▶ [Stated goal]:
Emit the entire listing verbatim.

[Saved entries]
• • • • • • •
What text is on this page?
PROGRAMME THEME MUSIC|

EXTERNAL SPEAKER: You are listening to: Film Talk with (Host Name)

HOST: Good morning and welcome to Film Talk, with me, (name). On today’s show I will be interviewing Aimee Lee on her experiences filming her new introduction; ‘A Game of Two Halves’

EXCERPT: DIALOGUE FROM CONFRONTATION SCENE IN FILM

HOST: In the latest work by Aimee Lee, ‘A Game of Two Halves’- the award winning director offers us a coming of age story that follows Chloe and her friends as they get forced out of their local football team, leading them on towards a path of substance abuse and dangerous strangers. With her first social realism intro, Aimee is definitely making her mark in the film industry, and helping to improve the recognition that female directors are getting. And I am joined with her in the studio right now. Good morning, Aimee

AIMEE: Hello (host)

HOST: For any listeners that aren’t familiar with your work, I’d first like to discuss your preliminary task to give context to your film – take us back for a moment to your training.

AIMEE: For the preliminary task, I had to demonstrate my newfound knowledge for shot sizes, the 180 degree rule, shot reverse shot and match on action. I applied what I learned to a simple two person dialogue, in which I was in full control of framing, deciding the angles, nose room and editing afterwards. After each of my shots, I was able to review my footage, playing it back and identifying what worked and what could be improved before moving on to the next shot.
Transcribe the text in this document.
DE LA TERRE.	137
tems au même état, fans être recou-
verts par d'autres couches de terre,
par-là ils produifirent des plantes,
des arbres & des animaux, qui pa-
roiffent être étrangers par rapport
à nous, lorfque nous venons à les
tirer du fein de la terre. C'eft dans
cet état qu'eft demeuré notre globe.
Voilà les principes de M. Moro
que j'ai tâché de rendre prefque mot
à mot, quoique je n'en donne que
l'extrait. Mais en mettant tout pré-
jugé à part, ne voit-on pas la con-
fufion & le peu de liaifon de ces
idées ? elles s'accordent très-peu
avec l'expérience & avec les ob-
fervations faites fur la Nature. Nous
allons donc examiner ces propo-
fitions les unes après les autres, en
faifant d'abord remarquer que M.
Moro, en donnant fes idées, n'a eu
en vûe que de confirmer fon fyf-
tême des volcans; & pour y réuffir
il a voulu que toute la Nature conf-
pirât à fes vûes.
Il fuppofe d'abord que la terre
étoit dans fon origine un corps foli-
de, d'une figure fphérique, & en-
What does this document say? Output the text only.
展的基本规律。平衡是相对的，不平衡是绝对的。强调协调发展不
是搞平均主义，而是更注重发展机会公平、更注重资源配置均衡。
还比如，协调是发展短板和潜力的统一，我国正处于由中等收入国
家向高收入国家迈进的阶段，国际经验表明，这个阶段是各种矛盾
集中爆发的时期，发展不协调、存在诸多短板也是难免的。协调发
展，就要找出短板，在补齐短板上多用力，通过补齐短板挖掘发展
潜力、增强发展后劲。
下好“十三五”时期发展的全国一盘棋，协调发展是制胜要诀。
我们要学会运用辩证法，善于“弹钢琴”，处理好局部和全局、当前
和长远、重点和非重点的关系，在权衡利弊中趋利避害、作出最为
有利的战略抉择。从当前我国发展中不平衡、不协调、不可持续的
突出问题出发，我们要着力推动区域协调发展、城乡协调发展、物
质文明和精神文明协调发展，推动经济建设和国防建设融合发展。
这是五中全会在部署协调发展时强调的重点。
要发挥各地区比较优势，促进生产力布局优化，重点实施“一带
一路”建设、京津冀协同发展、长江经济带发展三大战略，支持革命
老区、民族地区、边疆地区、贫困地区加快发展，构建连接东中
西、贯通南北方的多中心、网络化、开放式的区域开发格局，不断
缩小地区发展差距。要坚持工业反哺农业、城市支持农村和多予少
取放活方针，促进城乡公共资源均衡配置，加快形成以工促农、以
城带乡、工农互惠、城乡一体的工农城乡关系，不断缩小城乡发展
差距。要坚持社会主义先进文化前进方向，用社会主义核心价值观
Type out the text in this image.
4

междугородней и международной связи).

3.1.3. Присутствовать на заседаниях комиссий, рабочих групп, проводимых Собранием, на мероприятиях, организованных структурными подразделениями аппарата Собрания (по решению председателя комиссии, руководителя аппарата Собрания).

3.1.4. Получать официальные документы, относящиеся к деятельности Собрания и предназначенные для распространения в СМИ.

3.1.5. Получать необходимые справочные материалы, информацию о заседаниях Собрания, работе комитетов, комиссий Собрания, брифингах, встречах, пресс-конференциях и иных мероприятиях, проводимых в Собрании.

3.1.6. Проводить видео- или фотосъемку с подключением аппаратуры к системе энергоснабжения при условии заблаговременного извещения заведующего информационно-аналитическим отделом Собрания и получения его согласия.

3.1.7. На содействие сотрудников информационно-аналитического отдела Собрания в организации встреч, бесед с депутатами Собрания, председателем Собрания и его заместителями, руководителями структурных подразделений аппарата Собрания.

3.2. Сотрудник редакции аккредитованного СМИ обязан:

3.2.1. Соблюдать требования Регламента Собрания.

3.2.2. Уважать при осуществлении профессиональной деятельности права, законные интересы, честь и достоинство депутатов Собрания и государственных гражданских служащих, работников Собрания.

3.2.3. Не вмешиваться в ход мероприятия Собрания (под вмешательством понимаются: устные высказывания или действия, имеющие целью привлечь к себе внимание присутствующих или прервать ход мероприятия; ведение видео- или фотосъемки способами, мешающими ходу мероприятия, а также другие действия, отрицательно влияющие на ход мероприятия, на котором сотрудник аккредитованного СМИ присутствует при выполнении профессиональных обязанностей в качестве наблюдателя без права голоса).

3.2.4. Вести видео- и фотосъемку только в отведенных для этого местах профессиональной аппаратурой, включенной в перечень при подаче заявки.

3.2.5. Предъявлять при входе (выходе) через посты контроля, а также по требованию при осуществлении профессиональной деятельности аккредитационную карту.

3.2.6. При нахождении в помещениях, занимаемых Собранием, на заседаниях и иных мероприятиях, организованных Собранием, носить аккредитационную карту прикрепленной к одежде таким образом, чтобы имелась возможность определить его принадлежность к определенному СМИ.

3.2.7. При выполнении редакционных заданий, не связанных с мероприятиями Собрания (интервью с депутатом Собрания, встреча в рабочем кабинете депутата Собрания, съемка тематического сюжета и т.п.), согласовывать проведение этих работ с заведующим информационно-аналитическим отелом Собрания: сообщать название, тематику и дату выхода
• • • • • • •
▶ [The response]:
What text is on this page?
PROGRAMME THEME MUSIC|

EXTERNAL SPEAKER: You are listening to: Film Talk with (Host Name)

HOST: Good morning and welcome to Film Talk, with me, (name). On today’s show I will be interviewing Aimee Lee on her experiences filming her new introduction; ‘A Game of Two Halves’

EXCERPT: DIALOGUE FROM CONFRONTATION SCENE IN FILM

HOST: In the latest work by Aimee Lee, ‘A Game of Two Halves’- the award winning director offers us a coming of age story that follows Chloe and her friends as they get forced out of their local football team, leading them on towards a path of substance abuse and dangerous strangers. With her first social realism intro, Aimee is definitely making her mark in the film industry, and helping to improve the recognition that female directors are getting. And I am joined with her in the studio right now. Good morning, Aimee

AIMEE: Hello (host)

HOST: For any listeners that aren’t familiar with your work, I’d first like to discuss your preliminary task to give context to your film – take us back for a moment to your training.

AIMEE: For the preliminary task, I had to demonstrate my newfound knowledge for shot sizes, the 180 degree rule, shot reverse shot and match on action. I applied what I learned to a simple two person dialogue, in which I was in full control of framing, deciding the angles, nose room and editing afterwards. After each of my shots, I was able to review my footage, playing it back and identifying what worked and what could be improved before moving on to the next shot.
Transcribe the text in this document.
DE LA TERRE.	137
tems au même état, fans être recou-
verts par d'autres couches de terre,
par-là ils produifirent des plantes,
des arbres & des animaux, qui pa-
roiffent être étrangers par rapport
à nous, lorfque nous venons à les
tirer du fein de la terre. C'eft dans
cet état qu'eft demeuré notre globe.
Voilà les principes de M. Moro
que j'ai tâché de rendre prefque mot
à mot, quoique je n'en donne que
l'extrait. Mais en mettant tout pré-
jugé à part, ne voit-on pas la con-
fufion & le peu de liaifon de ces
idées ? elles s'accordent très-peu
avec l'expérience & avec les ob-
fervations faites fur la Nature. Nous
allons donc examiner ces propo-
fitions les unes après les autres, en
faifant d'abord remarquer que M.
Moro, en donnant fes idées, n'a eu
en vûe que de confirmer fon fyf-
tême des volcans; & pour y réuffir
il a voulu que toute la Nature conf-
pirât à fes vûes.
Il fuppofe d'abord que la terre
étoit dans fon origine un corps foli-
de, d'une figure fphérique, & en-
What does this document say? Output the text only.
展的基本规律。平衡是相对的，不平衡是绝对的。强调协调发展不
是搞平均主义，而是更注重发展机会公平、更注重资源配置均衡。
还比如，协调是发展短板和潜力的统一，我国正处于由中等收入国
家向高收入国家迈进的阶段，国际经验表明，这个阶段是各种矛盾
集中爆发的时期，发展不协调、存在诸多短板也是难免的。协调发
展，就要找出短板，在补齐短板上多用力，通过补齐短板挖掘发展
潜力、增强发展后劲。
下好“十三五”时期发展的全国一盘棋，协调发展是制胜要诀。
我们要学会运用辩证法，善于“弹钢琴”，处理好局部和全局、当前
和长远、重点和非重点的关系，在权衡利弊中趋利避害、作出最为
有利的战略抉择。从当前我国发展中不平衡、不协调、不可持续的
突出问题出发，我们要着力推动区域协调发展、城乡协调发展、物
质文明和精神文明协调发展，推动经济建设和国防建设融合发展。
这是五中全会在部署协调发展时强调的重点。
要发挥各地区比较优势，促进生产力布局优化，重点实施“一带
一路”建设、京津冀协同发展、长江经济带发展三大战略，支持革命
老区、民族地区、边疆地区、贫困地区加快发展，构建连接东中
西、贯通南北方的多中心、网络化、开放式的区域开发格局，不断
缩小地区发展差距。要坚持工业反哺农业、城市支持农村和多予少
取放活方针，促进城乡公共资源均衡配置，加快形成以工促农、以
城带乡、工农互惠、城乡一体的工农城乡关系，不断缩小城乡发展
差距。要坚持社会主义先进文化前进方向，用社会主义核心价值观
Type out the text in this image.
4

междугородней и международной связи).

3.1.3. Присутствовать на заседаниях комиссий, рабочих групп, проводимых Собранием, на мероприятиях, организованных структурными подразделениями аппарата Собрания (по решению председателя комиссии, руководителя аппарата Собрания).

3.1.4. Получать официальные документы, относящиеся к деятельности Собрания и предназначенные для распространения в СМИ.

3.1.5. Получать необходимые справочные материалы, информацию о заседаниях Собрания, работе комитетов, комиссий Собрания, брифингах, встречах, пресс-конференциях и иных мероприятиях, проводимых в Собрании.

3.1.6. Проводить видео- или фотосъемку с подключением аппаратуры к системе энергоснабжения при условии заблаговременного извещения заведующего информационно-аналитическим отделом Собрания и получения его согласия.

3.1.7. На содействие сотрудников информационно-аналитического отдела Собрания в организации встреч, бесед с депутатами Собрания, председателем Собрания и его заместителями, руководителями структурных подразделений аппарата Собрания.

3.2. Сотрудник редакции аккредитованного СМИ обязан:

3.2.1. Соблюдать требования Регламента Собрания.

3.2.2. Уважать при осуществлении профессиональной деятельности права, законные интересы, честь и достоинство депутатов Собрания и государственных гражданских служащих, работников Собрания.

3.2.3. Не вмешиваться в ход мероприятия Собрания (под вмешательством понимаются: устные высказывания или действия, имеющие целью привлечь к себе внимание присутствующих или прервать ход мероприятия; ведение видео- или фотосъемки способами, мешающими ходу мероприятия, а также другие действия, отрицательно влияющие на ход мероприятия, на котором сотрудник аккредитованного СМИ присутствует при выполнении профессиональных обязанностей в качестве наблюдателя без права голоса).

3.2.4. Вести видео- и фотосъемку только в отведенных для этого местах профессиональной аппаратурой, включенной в перечень при подаче заявки.

3.2.5. Предъявлять при входе (выходе) через посты контроля, а также по требованию при осуществлении профессиональной деятельности аккредитационную карту.

3.2.6. При нахождении в помещениях, занимаемых Собранием, на заседаниях и иных мероприятиях, организованных Собранием, носить аккредитационную карту прикрепленной к одежде таким образом, чтобы имелась возможность определить его принадлежность к определенному СМИ.

3.2.7. При выполнении редакционных заданий, не связанных с мероприятиями Собрания (интервью с депутатом Собрания, встреча в рабочем кабинете депутата Собрания, съемка тематического сюжета и т.п.), согласовывать проведение этих работ с заведующим информационно-аналитическим отелом Собрания: сообщать название, тематику и дату выхода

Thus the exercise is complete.